JOB: Copy down every line where the string "description" shows up.

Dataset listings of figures

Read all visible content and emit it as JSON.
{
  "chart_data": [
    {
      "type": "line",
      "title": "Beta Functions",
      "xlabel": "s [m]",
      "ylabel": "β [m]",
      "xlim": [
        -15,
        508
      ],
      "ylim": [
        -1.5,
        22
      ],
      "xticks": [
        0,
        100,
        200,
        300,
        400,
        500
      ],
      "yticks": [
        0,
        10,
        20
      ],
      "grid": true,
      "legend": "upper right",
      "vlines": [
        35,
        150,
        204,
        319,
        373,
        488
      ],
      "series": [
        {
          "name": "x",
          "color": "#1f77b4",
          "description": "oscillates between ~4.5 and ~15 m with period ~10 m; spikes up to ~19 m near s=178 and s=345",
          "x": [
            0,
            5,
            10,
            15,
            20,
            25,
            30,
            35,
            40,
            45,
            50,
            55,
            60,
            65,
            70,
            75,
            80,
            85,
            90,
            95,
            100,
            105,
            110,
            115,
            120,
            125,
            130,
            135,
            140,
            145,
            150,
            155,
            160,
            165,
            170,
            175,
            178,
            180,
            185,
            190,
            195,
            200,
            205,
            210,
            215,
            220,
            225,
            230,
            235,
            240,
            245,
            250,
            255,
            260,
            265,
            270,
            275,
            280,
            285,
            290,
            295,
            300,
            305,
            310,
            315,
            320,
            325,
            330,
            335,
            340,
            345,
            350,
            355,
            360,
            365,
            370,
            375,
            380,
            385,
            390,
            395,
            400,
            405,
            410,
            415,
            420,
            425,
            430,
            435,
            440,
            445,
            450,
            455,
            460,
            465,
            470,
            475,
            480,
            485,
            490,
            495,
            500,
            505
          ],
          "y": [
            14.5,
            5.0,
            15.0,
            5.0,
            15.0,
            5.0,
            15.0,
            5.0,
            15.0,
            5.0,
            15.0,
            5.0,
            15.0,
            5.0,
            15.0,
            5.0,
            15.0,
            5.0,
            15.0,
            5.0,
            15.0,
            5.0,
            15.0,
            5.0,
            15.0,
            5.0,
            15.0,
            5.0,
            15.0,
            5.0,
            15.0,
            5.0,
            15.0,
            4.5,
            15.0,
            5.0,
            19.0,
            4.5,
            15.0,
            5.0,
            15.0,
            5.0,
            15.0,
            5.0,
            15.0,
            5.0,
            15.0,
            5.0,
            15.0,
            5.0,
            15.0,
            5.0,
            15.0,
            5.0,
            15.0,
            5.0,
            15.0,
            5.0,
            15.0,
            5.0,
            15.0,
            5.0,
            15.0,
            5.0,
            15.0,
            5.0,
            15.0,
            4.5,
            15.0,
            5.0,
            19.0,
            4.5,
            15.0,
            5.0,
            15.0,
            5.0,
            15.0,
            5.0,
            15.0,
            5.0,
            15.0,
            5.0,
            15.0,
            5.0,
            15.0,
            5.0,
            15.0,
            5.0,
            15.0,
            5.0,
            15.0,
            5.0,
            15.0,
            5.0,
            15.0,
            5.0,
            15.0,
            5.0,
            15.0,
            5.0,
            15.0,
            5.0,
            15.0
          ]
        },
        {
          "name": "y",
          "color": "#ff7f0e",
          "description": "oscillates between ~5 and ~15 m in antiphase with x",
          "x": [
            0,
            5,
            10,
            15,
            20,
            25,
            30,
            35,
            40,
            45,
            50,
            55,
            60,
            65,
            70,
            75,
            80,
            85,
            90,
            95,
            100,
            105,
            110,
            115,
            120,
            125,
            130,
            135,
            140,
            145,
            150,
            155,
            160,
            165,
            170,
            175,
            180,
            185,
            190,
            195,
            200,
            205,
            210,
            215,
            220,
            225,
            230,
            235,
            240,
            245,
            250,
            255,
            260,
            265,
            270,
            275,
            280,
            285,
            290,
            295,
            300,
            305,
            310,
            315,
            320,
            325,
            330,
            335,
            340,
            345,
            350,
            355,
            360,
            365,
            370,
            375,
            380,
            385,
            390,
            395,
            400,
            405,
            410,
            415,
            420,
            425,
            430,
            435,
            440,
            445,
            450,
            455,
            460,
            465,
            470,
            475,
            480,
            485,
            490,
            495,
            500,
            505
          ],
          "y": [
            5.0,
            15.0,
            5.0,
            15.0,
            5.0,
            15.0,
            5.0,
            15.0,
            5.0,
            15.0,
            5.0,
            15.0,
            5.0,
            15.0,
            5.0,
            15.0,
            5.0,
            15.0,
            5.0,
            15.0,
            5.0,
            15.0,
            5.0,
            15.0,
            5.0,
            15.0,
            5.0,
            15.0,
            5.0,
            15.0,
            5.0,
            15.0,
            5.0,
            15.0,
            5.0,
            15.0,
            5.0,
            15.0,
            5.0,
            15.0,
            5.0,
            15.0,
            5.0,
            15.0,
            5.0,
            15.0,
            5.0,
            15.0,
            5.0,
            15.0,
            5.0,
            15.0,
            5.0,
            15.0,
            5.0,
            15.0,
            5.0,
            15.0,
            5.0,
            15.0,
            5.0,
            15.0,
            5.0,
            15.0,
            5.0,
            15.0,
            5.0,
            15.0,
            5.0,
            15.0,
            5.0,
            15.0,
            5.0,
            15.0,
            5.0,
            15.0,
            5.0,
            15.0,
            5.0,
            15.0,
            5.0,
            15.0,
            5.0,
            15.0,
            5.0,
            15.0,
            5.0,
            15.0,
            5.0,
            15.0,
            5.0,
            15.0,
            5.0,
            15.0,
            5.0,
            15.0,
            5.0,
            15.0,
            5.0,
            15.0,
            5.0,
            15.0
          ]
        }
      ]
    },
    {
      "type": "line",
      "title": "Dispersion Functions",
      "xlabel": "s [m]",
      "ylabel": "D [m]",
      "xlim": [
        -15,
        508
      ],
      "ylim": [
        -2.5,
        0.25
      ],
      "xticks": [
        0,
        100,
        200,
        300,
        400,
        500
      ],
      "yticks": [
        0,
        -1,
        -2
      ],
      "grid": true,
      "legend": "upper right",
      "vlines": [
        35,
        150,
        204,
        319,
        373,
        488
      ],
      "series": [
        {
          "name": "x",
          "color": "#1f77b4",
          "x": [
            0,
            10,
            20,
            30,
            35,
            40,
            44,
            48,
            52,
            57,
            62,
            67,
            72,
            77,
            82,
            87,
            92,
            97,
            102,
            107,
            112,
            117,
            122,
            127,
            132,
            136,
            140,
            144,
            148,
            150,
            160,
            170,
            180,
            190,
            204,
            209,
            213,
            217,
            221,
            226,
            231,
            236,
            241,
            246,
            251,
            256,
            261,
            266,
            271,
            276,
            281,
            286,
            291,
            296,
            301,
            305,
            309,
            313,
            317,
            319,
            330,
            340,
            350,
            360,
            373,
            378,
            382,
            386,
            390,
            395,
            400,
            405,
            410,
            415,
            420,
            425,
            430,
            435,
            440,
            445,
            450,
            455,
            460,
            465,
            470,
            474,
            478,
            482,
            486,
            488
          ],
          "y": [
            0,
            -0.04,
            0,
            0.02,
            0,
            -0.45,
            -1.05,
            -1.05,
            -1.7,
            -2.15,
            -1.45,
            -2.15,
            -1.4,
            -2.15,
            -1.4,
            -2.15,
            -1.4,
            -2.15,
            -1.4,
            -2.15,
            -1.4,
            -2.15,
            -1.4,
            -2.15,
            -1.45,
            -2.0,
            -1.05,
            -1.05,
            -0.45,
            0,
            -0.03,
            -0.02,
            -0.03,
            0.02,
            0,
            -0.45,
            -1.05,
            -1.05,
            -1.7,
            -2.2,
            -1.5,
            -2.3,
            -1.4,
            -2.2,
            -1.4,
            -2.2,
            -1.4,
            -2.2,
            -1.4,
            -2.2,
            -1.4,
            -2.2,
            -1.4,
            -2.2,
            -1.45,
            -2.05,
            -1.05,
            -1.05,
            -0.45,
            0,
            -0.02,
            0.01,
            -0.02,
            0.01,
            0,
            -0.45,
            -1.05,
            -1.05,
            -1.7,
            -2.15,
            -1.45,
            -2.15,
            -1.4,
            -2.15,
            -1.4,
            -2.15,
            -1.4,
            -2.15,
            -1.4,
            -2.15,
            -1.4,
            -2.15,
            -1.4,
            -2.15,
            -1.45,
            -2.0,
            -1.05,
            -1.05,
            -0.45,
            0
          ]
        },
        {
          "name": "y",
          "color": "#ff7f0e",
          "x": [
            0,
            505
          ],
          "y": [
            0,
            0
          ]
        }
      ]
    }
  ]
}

RESULT:
          "description": "oscillates between ~4.5 and ~15 m with period ~10 m; spikes up to ~19 m near s=178 and s=345",
          "description": "oscillates between ~5 and ~15 m in antiphase with x",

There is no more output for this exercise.